**AIM OF THE TASK:** Sort through the entries below and pull out lines containing the word "możliwości".

Saved entries
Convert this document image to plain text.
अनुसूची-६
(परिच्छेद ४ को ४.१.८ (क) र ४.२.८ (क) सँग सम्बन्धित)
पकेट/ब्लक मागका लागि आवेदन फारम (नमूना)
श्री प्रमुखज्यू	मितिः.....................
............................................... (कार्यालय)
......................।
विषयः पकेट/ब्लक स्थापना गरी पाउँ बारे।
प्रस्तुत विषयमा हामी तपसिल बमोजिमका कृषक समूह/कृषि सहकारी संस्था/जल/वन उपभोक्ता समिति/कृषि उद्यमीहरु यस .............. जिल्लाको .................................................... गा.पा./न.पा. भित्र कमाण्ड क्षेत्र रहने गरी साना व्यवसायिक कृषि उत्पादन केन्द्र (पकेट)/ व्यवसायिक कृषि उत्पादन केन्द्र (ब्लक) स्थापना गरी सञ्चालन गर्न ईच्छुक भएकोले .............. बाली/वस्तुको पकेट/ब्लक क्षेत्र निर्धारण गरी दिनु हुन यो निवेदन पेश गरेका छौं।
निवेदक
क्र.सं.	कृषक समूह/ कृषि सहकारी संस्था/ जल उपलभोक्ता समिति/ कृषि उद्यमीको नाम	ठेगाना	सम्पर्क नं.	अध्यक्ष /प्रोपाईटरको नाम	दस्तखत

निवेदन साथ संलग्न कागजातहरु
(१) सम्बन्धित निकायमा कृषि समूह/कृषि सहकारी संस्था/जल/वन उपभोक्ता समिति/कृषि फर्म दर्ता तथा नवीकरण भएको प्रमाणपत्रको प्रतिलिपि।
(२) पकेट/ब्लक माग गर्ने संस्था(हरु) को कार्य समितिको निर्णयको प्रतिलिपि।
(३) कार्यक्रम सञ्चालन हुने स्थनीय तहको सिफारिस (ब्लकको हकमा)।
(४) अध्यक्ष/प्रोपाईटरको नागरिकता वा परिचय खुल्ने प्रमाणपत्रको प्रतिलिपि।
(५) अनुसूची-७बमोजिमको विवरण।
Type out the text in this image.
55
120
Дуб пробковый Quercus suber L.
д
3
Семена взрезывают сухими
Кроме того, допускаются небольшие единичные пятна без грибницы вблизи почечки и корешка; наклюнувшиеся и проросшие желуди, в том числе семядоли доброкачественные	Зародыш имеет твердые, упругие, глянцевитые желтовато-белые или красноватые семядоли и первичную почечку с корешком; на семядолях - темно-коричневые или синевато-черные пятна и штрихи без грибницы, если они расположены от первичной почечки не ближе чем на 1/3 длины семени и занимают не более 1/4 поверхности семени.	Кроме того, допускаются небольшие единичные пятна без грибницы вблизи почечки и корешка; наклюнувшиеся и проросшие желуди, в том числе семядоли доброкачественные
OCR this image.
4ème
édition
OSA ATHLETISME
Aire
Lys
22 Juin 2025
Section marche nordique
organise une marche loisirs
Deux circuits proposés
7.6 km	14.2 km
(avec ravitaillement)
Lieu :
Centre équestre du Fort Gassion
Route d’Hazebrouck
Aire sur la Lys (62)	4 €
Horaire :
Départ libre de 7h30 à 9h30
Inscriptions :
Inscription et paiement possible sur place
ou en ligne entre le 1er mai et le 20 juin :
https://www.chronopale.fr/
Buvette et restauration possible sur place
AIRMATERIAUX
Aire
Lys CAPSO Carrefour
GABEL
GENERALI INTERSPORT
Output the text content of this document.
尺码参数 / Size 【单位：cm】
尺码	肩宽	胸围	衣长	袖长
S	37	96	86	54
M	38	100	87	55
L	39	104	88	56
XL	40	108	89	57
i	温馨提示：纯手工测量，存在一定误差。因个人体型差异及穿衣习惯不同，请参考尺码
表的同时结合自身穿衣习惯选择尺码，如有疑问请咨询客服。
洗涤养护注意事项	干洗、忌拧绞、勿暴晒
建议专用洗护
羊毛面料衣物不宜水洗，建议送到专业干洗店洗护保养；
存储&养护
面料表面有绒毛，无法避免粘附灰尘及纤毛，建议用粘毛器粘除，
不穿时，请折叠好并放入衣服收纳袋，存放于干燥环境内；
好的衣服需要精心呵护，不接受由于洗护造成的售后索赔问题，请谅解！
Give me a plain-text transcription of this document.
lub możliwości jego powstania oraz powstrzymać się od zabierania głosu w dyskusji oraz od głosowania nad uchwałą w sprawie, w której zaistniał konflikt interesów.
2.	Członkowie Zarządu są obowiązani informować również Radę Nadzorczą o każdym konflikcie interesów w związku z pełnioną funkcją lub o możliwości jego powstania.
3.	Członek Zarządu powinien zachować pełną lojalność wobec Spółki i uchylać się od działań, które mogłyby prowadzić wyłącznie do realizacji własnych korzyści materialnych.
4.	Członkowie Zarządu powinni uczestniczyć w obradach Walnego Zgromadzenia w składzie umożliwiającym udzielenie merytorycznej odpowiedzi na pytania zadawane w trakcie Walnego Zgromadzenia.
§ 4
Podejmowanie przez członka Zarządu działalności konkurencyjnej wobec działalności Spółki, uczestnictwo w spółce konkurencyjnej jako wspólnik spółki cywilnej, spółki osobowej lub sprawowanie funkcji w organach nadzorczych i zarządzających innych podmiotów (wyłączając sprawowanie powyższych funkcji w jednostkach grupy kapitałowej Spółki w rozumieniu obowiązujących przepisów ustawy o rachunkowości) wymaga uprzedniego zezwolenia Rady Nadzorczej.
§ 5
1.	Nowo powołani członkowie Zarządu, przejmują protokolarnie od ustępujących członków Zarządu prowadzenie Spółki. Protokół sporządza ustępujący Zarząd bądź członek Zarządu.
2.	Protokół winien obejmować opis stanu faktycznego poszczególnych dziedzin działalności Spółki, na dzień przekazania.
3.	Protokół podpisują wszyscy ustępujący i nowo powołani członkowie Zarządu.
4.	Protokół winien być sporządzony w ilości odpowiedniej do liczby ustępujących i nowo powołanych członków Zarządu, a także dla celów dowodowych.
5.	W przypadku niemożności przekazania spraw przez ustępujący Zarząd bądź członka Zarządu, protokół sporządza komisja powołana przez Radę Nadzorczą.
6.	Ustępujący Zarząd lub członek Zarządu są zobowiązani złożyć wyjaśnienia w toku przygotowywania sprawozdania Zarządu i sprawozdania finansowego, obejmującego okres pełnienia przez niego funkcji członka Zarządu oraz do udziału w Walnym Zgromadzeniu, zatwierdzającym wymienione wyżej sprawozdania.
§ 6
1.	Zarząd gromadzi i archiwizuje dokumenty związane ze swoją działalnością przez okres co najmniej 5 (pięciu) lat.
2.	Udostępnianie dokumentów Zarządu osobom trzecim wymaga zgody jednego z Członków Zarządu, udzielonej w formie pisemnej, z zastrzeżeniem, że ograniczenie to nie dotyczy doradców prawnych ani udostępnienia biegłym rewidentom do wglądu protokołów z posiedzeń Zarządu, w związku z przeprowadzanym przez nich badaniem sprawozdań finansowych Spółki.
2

**PROBLEM SOLUTION:**
lub możliwości jego powstania oraz powstrzymać się od zabierania głosu w dyskusji oraz od głosowania nad uchwałą w sprawie, w której zaistniał konflikt interesów.
2.	Członkowie Zarządu są obowiązani informować również Radę Nadzorczą o każdym konflikcie interesów w związku z pełnioną funkcją lub o możliwości jego powstania.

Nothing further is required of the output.